#### [Short problem]
Reproduce the listing word for word, leaving every picture behind.

[Data items]
----
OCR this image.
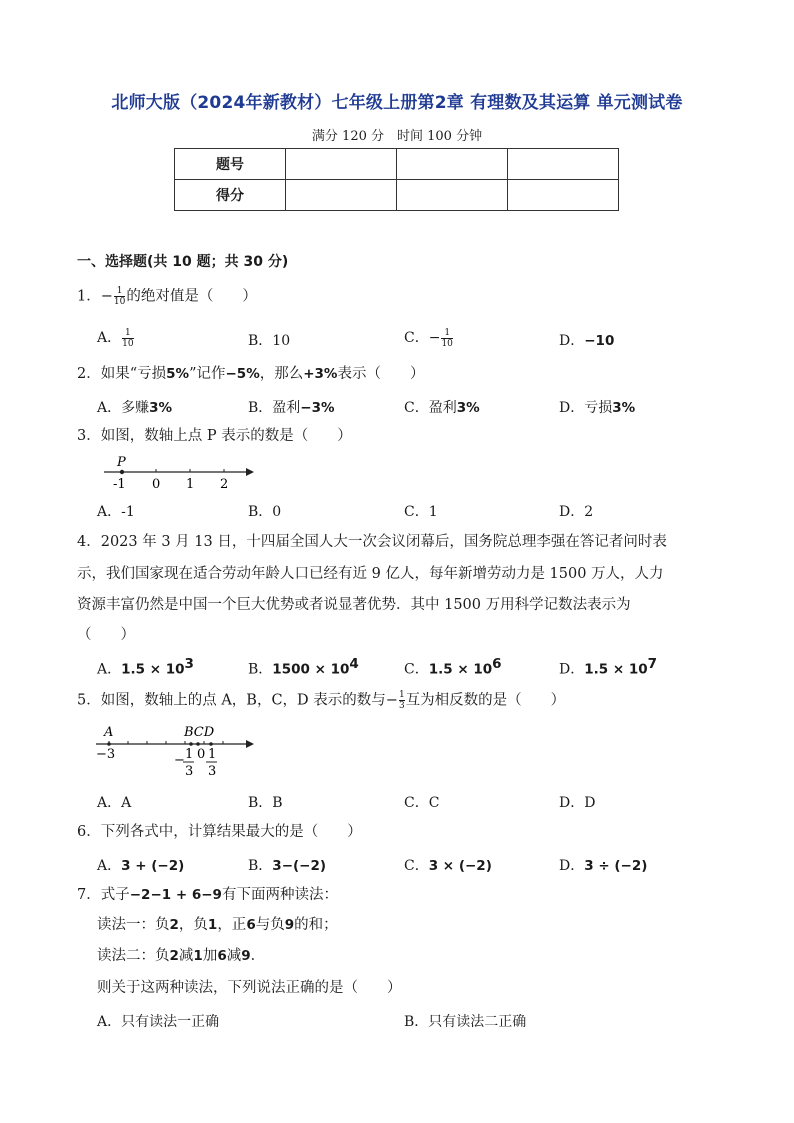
北师大版（2024年新教材）七年级上册第2章 有理数及其运算 单元测试卷
满分 120 分　时间 100 分钟
题号			
得分			
一、选择题(共 10 题；共 30 分)
1．− $\frac{1}{10}$ 的绝对值是（　　）
A． $\frac{1}{10}$	B．10	C．− $\frac{1}{10}$	D．−10
2．如果“亏损5%”记作−5%，那么+3%表示（　　）
A．多赚3%	B．盈利−3%	C．盈利3%	D．亏损3%
3．如图，数轴上点 P 表示的数是（　　）
P
-1 0 1 2
A．-1	B．0	C．1	D．2
4．2023 年 3 月 13 日，十四届全国人大一次会议闭幕后，国务院总理李强在答记者问时表
示，我们国家现在适合劳动年龄人口已经有近 9 亿人，每年新增劳动力是 1500 万人，人力
资源丰富仍然是中国一个巨大优势或者说显著优势．其中 1500 万用科学记数法表示为
（　　）
A．$1.5 \times 10^3$	B．$1500 \times 10^4$	C．$1.5 \times 10^6$	D．$1.5 \times 10^7$
5．如图，数轴上的点 A，B，C，D 表示的数与− $\frac{1}{3}$ 互为相反数的是（　　）
A	BCD
−3	− 1
3
0 1
3
A．A	B．B	C．C	D．D
6．下列各式中，计算结果最大的是（　　）
A．3 + (−2)	B．3−(−2)	C．3 × (−2)	D．3 ÷ (−2)
7．式子−2−1 + 6−9有下面两种读法：
读法一：负2，负1，正6与负9的和；
读法二：负2减1加6减9．
则关于这两种读法，下列说法正确的是（　　）
A．只有读法一正确	B．只有读法二正确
----
#### [Expected answer]
OCR this image.
北师大版（2024年新教材）七年级上册第2章 有理数及其运算 单元测试卷
满分 120 分　时间 100 分钟
题号			
得分			
一、选择题(共 10 题；共 30 分)
1．− $\frac{1}{10}$ 的绝对值是（　　）
A． $\frac{1}{10}$	B．10	C．− $\frac{1}{10}$	D．−10
2．如果“亏损5%”记作−5%，那么+3%表示（　　）
A．多赚3%	B．盈利−3%	C．盈利3%	D．亏损3%
3．如图，数轴上点 P 表示的数是（　　）
P
-1 0 1 2
A．-1	B．0	C．1	D．2
4．2023 年 3 月 13 日，十四届全国人大一次会议闭幕后，国务院总理李强在答记者问时表
示，我们国家现在适合劳动年龄人口已经有近 9 亿人，每年新增劳动力是 1500 万人，人力
资源丰富仍然是中国一个巨大优势或者说显著优势．其中 1500 万用科学记数法表示为
（　　）
A．$1.5 \times 10^3$	B．$1500 \times 10^4$	C．$1.5 \times 10^6$	D．$1.5 \times 10^7$
5．如图，数轴上的点 A，B，C，D 表示的数与− $\frac{1}{3}$ 互为相反数的是（　　）
A	BCD
−3	− 1
3
0 1
3
A．A	B．B	C．C	D．D
6．下列各式中，计算结果最大的是（　　）
A．3 + (−2)	B．3−(−2)	C．3 × (−2)	D．3 ÷ (−2)
7．式子−2−1 + 6−9有下面两种读法：
读法一：负2，负1，正6与负9的和；
读法二：负2减1加6减9．
则关于这两种读法，下列说法正确的是（　　）
A．只有读法一正确	B．只有读法二正确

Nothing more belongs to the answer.